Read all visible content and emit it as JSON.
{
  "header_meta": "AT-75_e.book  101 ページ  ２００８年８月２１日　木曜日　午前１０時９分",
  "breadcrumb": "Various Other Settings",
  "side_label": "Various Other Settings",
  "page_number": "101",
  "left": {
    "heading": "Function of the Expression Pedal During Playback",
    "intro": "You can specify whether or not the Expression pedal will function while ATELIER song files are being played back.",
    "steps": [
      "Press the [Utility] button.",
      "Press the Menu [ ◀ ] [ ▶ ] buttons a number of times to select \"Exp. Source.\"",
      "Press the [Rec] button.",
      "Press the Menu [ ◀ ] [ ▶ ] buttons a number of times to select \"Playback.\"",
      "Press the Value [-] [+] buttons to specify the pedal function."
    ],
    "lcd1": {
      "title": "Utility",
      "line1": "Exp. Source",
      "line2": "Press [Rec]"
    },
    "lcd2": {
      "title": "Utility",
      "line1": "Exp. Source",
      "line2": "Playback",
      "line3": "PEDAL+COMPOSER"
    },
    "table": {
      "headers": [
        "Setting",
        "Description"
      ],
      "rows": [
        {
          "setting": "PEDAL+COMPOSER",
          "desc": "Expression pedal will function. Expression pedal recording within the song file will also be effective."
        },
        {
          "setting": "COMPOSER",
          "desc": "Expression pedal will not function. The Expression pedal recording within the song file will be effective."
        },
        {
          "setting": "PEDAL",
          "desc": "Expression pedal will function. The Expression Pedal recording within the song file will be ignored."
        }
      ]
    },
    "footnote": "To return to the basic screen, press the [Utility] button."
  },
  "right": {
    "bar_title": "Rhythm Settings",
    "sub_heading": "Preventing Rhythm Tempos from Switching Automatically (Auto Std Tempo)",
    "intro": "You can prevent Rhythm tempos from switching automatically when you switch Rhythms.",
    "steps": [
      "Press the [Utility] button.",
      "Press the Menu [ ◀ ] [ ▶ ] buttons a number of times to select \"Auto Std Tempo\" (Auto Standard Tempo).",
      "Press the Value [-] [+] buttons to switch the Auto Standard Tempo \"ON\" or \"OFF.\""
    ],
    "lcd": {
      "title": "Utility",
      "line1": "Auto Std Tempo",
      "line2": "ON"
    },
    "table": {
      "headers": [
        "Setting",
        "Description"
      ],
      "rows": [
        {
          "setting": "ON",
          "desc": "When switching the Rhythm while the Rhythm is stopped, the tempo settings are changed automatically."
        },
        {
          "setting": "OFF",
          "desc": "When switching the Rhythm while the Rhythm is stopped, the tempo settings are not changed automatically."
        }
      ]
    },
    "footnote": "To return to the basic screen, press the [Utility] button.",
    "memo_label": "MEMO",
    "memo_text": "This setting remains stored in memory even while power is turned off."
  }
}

*Exercise description*:
Reproduce the material verbatim, line by line.

*Finished answer*:
Read all visible content and emit it as JSON.
{
  "header_meta": "AT-75_e.book  101 ページ  ２００８年８月２１日　木曜日　午前１０時９分",
  "breadcrumb": "Various Other Settings",
  "side_label": "Various Other Settings",
  "page_number": "101",
  "left": {
    "heading": "Function of the Expression Pedal During Playback",
    "intro": "You can specify whether or not the Expression pedal will function while ATELIER song files are being played back.",
    "steps": [
      "Press the [Utility] button.",
      "Press the Menu [ ◀ ] [ ▶ ] buttons a number of times to select \"Exp. Source.\"",
      "Press the [Rec] button.",
      "Press the Menu [ ◀ ] [ ▶ ] buttons a number of times to select \"Playback.\"",
      "Press the Value [-] [+] buttons to specify the pedal function."
    ],
    "lcd1": {
      "title": "Utility",
      "line1": "Exp. Source",
      "line2": "Press [Rec]"
    },
    "lcd2": {
      "title": "Utility",
      "line1": "Exp. Source",
      "line2": "Playback",
      "line3": "PEDAL+COMPOSER"
    },
    "table": {
      "headers": [
        "Setting",
        "Description"
      ],
      "rows": [
        {
          "setting": "PEDAL+COMPOSER",
          "desc": "Expression pedal will function. Expression pedal recording within the song file will also be effective."
        },
        {
          "setting": "COMPOSER",
          "desc": "Expression pedal will not function. The Expression pedal recording within the song file will be effective."
        },
        {
          "setting": "PEDAL",
          "desc": "Expression pedal will function. The Expression Pedal recording within the song file will be ignored."
        }
      ]
    },
    "footnote": "To return to the basic screen, press the [Utility] button."
  },
  "right": {
    "bar_title": "Rhythm Settings",
    "sub_heading": "Preventing Rhythm Tempos from Switching Automatically (Auto Std Tempo)",
    "intro": "You can prevent Rhythm tempos from switching automatically when you switch Rhythms.",
    "steps": [
      "Press the [Utility] button.",
      "Press the Menu [ ◀ ] [ ▶ ] buttons a number of times to select \"Auto Std Tempo\" (Auto Standard Tempo).",
      "Press the Value [-] [+] buttons to switch the Auto Standard Tempo \"ON\" or \"OFF.\""
    ],
    "lcd": {
      "title": "Utility",
      "line1": "Auto Std Tempo",
      "line2": "ON"
    },
    "table": {
      "headers": [
        "Setting",
        "Description"
      ],
      "rows": [
        {
          "setting": "ON",
          "desc": "When switching the Rhythm while the Rhythm is stopped, the tempo settings are changed automatically."
        },
        {
          "setting": "OFF",
          "desc": "When switching the Rhythm while the Rhythm is stopped, the tempo settings are not changed automatically."
        }
      ]
    },
    "footnote": "To return to the basic screen, press the [Utility] button.",
    "memo_label": "MEMO",
    "memo_text": "This setting remains stored in memory even while power is turned off."
  }
}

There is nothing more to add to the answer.